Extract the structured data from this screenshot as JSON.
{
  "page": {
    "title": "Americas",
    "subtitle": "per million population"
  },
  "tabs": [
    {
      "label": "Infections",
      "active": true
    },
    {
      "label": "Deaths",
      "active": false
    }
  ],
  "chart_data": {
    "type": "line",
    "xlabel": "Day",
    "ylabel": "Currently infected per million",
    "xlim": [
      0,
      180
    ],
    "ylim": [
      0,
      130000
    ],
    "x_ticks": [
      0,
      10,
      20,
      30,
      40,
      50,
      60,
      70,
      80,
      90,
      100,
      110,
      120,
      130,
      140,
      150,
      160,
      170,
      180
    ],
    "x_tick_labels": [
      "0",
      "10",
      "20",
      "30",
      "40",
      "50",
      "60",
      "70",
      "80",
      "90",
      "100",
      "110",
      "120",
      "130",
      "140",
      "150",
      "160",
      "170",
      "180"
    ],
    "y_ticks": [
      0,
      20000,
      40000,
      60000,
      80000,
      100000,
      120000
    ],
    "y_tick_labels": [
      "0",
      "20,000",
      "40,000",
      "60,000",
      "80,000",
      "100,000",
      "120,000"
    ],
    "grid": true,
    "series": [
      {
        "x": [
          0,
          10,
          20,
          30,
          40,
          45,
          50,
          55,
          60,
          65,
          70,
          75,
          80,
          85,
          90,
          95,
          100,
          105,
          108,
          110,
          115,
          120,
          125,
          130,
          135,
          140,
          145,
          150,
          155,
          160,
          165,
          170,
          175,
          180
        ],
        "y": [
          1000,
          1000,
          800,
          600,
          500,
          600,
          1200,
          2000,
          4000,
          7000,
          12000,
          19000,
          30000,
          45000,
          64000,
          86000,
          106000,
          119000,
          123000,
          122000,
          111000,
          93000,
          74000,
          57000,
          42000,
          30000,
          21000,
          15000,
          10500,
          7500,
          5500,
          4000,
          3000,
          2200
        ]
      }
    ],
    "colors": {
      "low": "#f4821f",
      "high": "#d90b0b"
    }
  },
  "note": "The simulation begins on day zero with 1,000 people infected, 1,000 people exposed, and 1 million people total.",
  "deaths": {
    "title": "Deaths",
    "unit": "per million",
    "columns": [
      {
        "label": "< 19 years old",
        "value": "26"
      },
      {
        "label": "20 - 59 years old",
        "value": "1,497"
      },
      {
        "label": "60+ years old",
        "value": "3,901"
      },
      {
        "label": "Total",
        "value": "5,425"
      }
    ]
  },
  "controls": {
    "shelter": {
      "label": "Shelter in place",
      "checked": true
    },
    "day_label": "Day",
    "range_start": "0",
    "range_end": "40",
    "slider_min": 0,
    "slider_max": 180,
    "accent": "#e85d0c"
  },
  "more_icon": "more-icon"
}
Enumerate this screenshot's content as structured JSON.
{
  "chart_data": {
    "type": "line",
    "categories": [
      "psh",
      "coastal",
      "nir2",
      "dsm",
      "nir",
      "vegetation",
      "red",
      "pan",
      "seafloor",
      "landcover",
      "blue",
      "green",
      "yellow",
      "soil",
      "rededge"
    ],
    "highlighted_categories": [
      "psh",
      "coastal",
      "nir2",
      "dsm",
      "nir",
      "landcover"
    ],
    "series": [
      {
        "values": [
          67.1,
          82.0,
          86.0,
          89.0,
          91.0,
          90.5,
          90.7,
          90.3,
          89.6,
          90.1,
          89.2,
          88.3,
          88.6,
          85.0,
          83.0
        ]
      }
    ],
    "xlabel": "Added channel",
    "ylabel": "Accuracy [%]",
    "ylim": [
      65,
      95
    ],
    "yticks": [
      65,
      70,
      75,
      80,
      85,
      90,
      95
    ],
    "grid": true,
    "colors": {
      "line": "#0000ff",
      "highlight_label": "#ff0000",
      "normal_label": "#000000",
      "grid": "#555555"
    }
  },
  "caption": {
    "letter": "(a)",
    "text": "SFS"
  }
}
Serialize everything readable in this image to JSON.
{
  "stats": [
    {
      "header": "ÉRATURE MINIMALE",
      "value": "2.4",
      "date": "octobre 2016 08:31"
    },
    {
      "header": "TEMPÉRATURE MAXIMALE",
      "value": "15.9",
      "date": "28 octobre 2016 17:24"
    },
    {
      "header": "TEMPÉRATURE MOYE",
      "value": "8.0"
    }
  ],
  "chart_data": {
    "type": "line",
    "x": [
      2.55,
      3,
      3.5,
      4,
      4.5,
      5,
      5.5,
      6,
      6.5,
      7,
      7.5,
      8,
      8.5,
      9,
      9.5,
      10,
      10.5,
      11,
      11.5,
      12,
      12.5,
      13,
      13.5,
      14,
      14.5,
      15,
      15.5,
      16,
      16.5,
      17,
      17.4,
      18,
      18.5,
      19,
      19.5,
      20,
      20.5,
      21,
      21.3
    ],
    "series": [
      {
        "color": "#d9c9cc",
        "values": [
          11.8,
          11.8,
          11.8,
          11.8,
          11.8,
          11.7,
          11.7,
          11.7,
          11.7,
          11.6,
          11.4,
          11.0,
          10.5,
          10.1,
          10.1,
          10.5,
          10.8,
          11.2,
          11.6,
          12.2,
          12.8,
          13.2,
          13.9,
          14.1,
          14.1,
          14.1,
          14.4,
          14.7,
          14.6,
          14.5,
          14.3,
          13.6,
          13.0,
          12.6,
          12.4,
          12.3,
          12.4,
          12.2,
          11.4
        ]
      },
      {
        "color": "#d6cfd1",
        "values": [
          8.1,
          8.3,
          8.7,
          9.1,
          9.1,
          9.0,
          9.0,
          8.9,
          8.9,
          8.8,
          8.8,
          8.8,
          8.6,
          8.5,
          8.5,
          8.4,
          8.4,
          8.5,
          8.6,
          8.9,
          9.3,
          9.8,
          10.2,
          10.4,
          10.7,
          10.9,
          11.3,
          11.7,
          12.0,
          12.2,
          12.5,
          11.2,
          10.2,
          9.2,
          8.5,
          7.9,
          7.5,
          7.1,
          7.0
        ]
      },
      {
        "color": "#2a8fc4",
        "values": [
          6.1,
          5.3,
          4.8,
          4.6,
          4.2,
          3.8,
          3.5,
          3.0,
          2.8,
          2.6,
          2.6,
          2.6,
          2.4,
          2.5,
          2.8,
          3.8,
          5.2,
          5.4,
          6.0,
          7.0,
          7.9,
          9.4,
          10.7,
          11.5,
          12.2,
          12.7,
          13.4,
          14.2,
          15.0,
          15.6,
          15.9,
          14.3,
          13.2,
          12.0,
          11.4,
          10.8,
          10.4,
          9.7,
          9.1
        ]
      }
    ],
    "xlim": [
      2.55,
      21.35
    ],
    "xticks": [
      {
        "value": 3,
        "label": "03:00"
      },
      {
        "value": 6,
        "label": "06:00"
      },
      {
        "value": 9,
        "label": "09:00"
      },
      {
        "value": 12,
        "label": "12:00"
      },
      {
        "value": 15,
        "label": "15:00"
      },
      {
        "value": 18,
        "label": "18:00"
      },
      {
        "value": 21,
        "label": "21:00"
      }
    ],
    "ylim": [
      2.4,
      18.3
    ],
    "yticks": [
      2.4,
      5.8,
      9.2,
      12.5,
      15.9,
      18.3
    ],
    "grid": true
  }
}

------------------------

What is asked: Return all of the above records exactly, leaving no line out.

Exercise output:
Extract the structured data from this screenshot as JSON.
{
  "page": {
    "title": "Americas",
    "subtitle": "per million population"
  },
  "tabs": [
    {
      "label": "Infections",
      "active": true
    },
    {
      "label": "Deaths",
      "active": false
    }
  ],
  "chart_data": {
    "type": "line",
    "xlabel": "Day",
    "ylabel": "Currently infected per million",
    "xlim": [
      0,
      180
    ],
    "ylim": [
      0,
      130000
    ],
    "x_ticks": [
      0,
      10,
      20,
      30,
      40,
      50,
      60,
      70,
      80,
      90,
      100,
      110,
      120,
      130,
      140,
      150,
      160,
      170,
      180
    ],
    "x_tick_labels": [
      "0",
      "10",
      "20",
      "30",
      "40",
      "50",
      "60",
      "70",
      "80",
      "90",
      "100",
      "110",
      "120",
      "130",
      "140",
      "150",
      "160",
      "170",
      "180"
    ],
    "y_ticks": [
      0,
      20000,
      40000,
      60000,
      80000,
      100000,
      120000
    ],
    "y_tick_labels": [
      "0",
      "20,000",
      "40,000",
      "60,000",
      "80,000",
      "100,000",
      "120,000"
    ],
    "grid": true,
    "series": [
      {
        "x": [
          0,
          10,
          20,
          30,
          40,
          45,
          50,
          55,
          60,
          65,
          70,
          75,
          80,
          85,
          90,
          95,
          100,
          105,
          108,
          110,
          115,
          120,
          125,
          130,
          135,
          140,
          145,
          150,
          155,
          160,
          165,
          170,
          175,
          180
        ],
        "y": [
          1000,
          1000,
          800,
          600,
          500,
          600,
          1200,
          2000,
          4000,
          7000,
          12000,
          19000,
          30000,
          45000,
          64000,
          86000,
          106000,
          119000,
          123000,
          122000,
          111000,
          93000,
          74000,
          57000,
          42000,
          30000,
          21000,
          15000,
          10500,
          7500,
          5500,
          4000,
          3000,
          2200
        ]
      }
    ],
    "colors": {
      "low": "#f4821f",
      "high": "#d90b0b"
    }
  },
  "note": "The simulation begins on day zero with 1,000 people infected, 1,000 people exposed, and 1 million people total.",
  "deaths": {
    "title": "Deaths",
    "unit": "per million",
    "columns": [
      {
        "label": "< 19 years old",
        "value": "26"
      },
      {
        "label": "20 - 59 years old",
        "value": "1,497"
      },
      {
        "label": "60+ years old",
        "value": "3,901"
      },
      {
        "label": "Total",
        "value": "5,425"
      }
    ]
  },
  "controls": {
    "shelter": {
      "label": "Shelter in place",
      "checked": true
    },
    "day_label": "Day",
    "range_start": "0",
    "range_end": "40",
    "slider_min": 0,
    "slider_max": 180,
    "accent": "#e85d0c"
  },
  "more_icon": "more-icon"
}
Enumerate this screenshot's content as structured JSON.
{
  "chart_data": {
    "type": "line",
    "categories": [
      "psh",
      "coastal",
      "nir2",
      "dsm",
      "nir",
      "vegetation",
      "red",
      "pan",
      "seafloor",
      "landcover",
      "blue",
      "green",
      "yellow",
      "soil",
      "rededge"
    ],
    "highlighted_categories": [
      "psh",
      "coastal",
      "nir2",
      "dsm",
      "nir",
      "landcover"
    ],
    "series": [
      {
        "values": [
          67.1,
          82.0,
          86.0,
          89.0,
          91.0,
          90.5,
          90.7,
          90.3,
          89.6,
          90.1,
          89.2,
          88.3,
          88.6,
          85.0,
          83.0
        ]
      }
    ],
    "xlabel": "Added channel",
    "ylabel": "Accuracy [%]",
    "ylim": [
      65,
      95
    ],
    "yticks": [
      65,
      70,
      75,
      80,
      85,
      90,
      95
    ],
    "grid": true,
    "colors": {
      "line": "#0000ff",
      "highlight_label": "#ff0000",
      "normal_label": "#000000",
      "grid": "#555555"
    }
  },
  "caption": {
    "letter": "(a)",
    "text": "SFS"
  }
}
Serialize everything readable in this image to JSON.
{
  "stats": [
    {
      "header": "ÉRATURE MINIMALE",
      "value": "2.4",
      "date": "octobre 2016 08:31"
    },
    {
      "header": "TEMPÉRATURE MAXIMALE",
      "value": "15.9",
      "date": "28 octobre 2016 17:24"
    },
    {
      "header": "TEMPÉRATURE MOYE",
      "value": "8.0"
    }
  ],
  "chart_data": {
    "type": "line",
    "x": [
      2.55,
      3,
      3.5,
      4,
      4.5,
      5,
      5.5,
      6,
      6.5,
      7,
      7.5,
      8,
      8.5,
      9,
      9.5,
      10,
      10.5,
      11,
      11.5,
      12,
      12.5,
      13,
      13.5,
      14,
      14.5,
      15,
      15.5,
      16,
      16.5,
      17,
      17.4,
      18,
      18.5,
      19,
      19.5,
      20,
      20.5,
      21,
      21.3
    ],
    "series": [
      {
        "color": "#d9c9cc",
        "values": [
          11.8,
          11.8,
          11.8,
          11.8,
          11.8,
          11.7,
          11.7,
          11.7,
          11.7,
          11.6,
          11.4,
          11.0,
          10.5,
          10.1,
          10.1,
          10.5,
          10.8,
          11.2,
          11.6,
          12.2,
          12.8,
          13.2,
          13.9,
          14.1,
          14.1,
          14.1,
          14.4,
          14.7,
          14.6,
          14.5,
          14.3,
          13.6,
          13.0,
          12.6,
          12.4,
          12.3,
          12.4,
          12.2,
          11.4
        ]
      },
      {
        "color": "#d6cfd1",
        "values": [
          8.1,
          8.3,
          8.7,
          9.1,
          9.1,
          9.0,
          9.0,
          8.9,
          8.9,
          8.8,
          8.8,
          8.8,
          8.6,
          8.5,
          8.5,
          8.4,
          8.4,
          8.5,
          8.6,
          8.9,
          9.3,
          9.8,
          10.2,
          10.4,
          10.7,
          10.9,
          11.3,
          11.7,
          12.0,
          12.2,
          12.5,
          11.2,
          10.2,
          9.2,
          8.5,
          7.9,
          7.5,
          7.1,
          7.0
        ]
      },
      {
        "color": "#2a8fc4",
        "values": [
          6.1,
          5.3,
          4.8,
          4.6,
          4.2,
          3.8,
          3.5,
          3.0,
          2.8,
          2.6,
          2.6,
          2.6,
          2.4,
          2.5,
          2.8,
          3.8,
          5.2,
          5.4,
          6.0,
          7.0,
          7.9,
          9.4,
          10.7,
          11.5,
          12.2,
          12.7,
          13.4,
          14.2,
          15.0,
          15.6,
          15.9,
          14.3,
          13.2,
          12.0,
          11.4,
          10.8,
          10.4,
          9.7,
          9.1
        ]
      }
    ],
    "xlim": [
      2.55,
      21.35
    ],
    "xticks": [
      {
        "value": 3,
        "label": "03:00"
      },
      {
        "value": 6,
        "label": "06:00"
      },
      {
        "value": 9,
        "label": "09:00"
      },
      {
        "value": 12,
        "label": "12:00"
      },
      {
        "value": 15,
        "label": "15:00"
      },
      {
        "value": 18,
        "label": "18:00"
      },
      {
        "value": 21,
        "label": "21:00"
      }
    ],
    "ylim": [
      2.4,
      18.3
    ],
    "yticks": [
      2.4,
      5.8,
      9.2,
      12.5,
      15.9,
      18.3
    ],
    "grid": true
  }
}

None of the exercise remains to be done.